= TO DO =
Set each entry down verbatim, omitting images.

= DATASET RECORDS =
╔══
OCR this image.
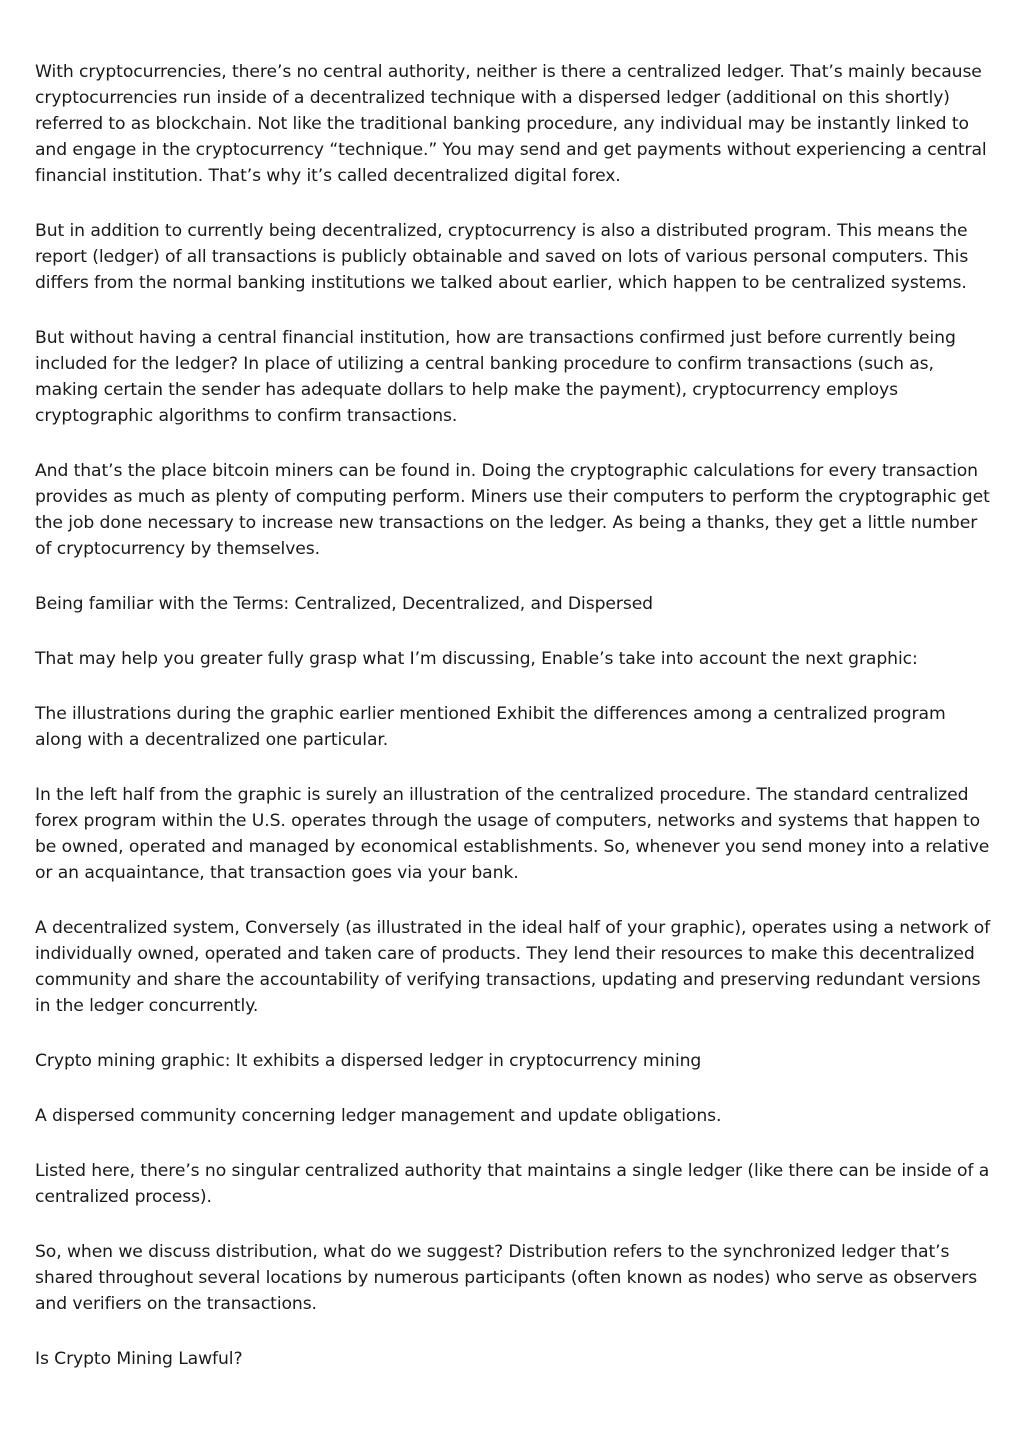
With cryptocurrencies, there’s no central authority, neither is there a centralized ledger. That’s mainly because cryptocurrencies run inside of a decentralized technique with a dispersed ledger (additional on this shortly) referred to as blockchain. Not like the traditional banking procedure, any individual may be instantly linked to and engage in the cryptocurrency “technique.” You may send and get payments without experiencing a central financial institution. That’s why it’s called decentralized digital forex.

But in addition to currently being decentralized, cryptocurrency is also a distributed program. This means the report (ledger) of all transactions is publicly obtainable and saved on lots of various personal computers. This differs from the normal banking institutions we talked about earlier, which happen to be centralized systems.

But without having a central financial institution, how are transactions confirmed just before currently being included for the ledger? In place of utilizing a central banking procedure to confirm transactions (such as, making certain the sender has adequate dollars to help make the payment), cryptocurrency employs cryptographic algorithms to confirm transactions.

And that’s the place bitcoin miners can be found in. Doing the cryptographic calculations for every transaction provides as much as plenty of computing perform. Miners use their computers to perform the cryptographic get the job done necessary to increase new transactions on the ledger. As being a thanks, they get a little number of cryptocurrency by themselves.

Being familiar with the Terms: Centralized, Decentralized, and Dispersed

That may help you greater fully grasp what I’m discussing, Enable’s take into account the next graphic:

The illustrations during the graphic earlier mentioned Exhibit the differences among a centralized program along with a decentralized one particular.

In the left half from the graphic is surely an illustration of the centralized procedure. The standard centralized forex program within the U.S. operates through the usage of computers, networks and systems that happen to be owned, operated and managed by economical establishments. So, whenever you send money into a relative or an acquaintance, that transaction goes via your bank.

A decentralized system, Conversely (as illustrated in the ideal half of your graphic), operates using a network of individually owned, operated and taken care of products. They lend their resources to make this decentralized community and share the accountability of verifying transactions, updating and preserving redundant versions in the ledger concurrently.

Crypto mining graphic: It exhibits a dispersed ledger in cryptocurrency mining

A dispersed community concerning ledger management and update obligations.

Listed here, there’s no singular centralized authority that maintains a single ledger (like there can be inside of a centralized process).

So, when we discuss distribution, what do we suggest? Distribution refers to the synchronized ledger that’s shared throughout several locations by numerous participants (often known as nodes) who serve as observers and verifiers on the transactions.

Is Crypto Mining Lawful?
╚══
= OUTPUT FOR THIS TASK =
OCR this image.
With cryptocurrencies, there’s no central authority, neither is there a centralized ledger. That’s mainly because cryptocurrencies run inside of a decentralized technique with a dispersed ledger (additional on this shortly) referred to as blockchain. Not like the traditional banking procedure, any individual may be instantly linked to and engage in the cryptocurrency “technique.” You may send and get payments without experiencing a central financial institution. That’s why it’s called decentralized digital forex.

But in addition to currently being decentralized, cryptocurrency is also a distributed program. This means the report (ledger) of all transactions is publicly obtainable and saved on lots of various personal computers. This differs from the normal banking institutions we talked about earlier, which happen to be centralized systems.

But without having a central financial institution, how are transactions confirmed just before currently being included for the ledger? In place of utilizing a central banking procedure to confirm transactions (such as, making certain the sender has adequate dollars to help make the payment), cryptocurrency employs cryptographic algorithms to confirm transactions.

And that’s the place bitcoin miners can be found in. Doing the cryptographic calculations for every transaction provides as much as plenty of computing perform. Miners use their computers to perform the cryptographic get the job done necessary to increase new transactions on the ledger. As being a thanks, they get a little number of cryptocurrency by themselves.

Being familiar with the Terms: Centralized, Decentralized, and Dispersed

That may help you greater fully grasp what I’m discussing, Enable’s take into account the next graphic:

The illustrations during the graphic earlier mentioned Exhibit the differences among a centralized program along with a decentralized one particular.

In the left half from the graphic is surely an illustration of the centralized procedure. The standard centralized forex program within the U.S. operates through the usage of computers, networks and systems that happen to be owned, operated and managed by economical establishments. So, whenever you send money into a relative or an acquaintance, that transaction goes via your bank.

A decentralized system, Conversely (as illustrated in the ideal half of your graphic), operates using a network of individually owned, operated and taken care of products. They lend their resources to make this decentralized community and share the accountability of verifying transactions, updating and preserving redundant versions in the ledger concurrently.

Crypto mining graphic: It exhibits a dispersed ledger in cryptocurrency mining

A dispersed community concerning ledger management and update obligations.

Listed here, there’s no singular centralized authority that maintains a single ledger (like there can be inside of a centralized process).

So, when we discuss distribution, what do we suggest? Distribution refers to the synchronized ledger that’s shared throughout several locations by numerous participants (often known as nodes) who serve as observers and verifiers on the transactions.

Is Crypto Mining Lawful?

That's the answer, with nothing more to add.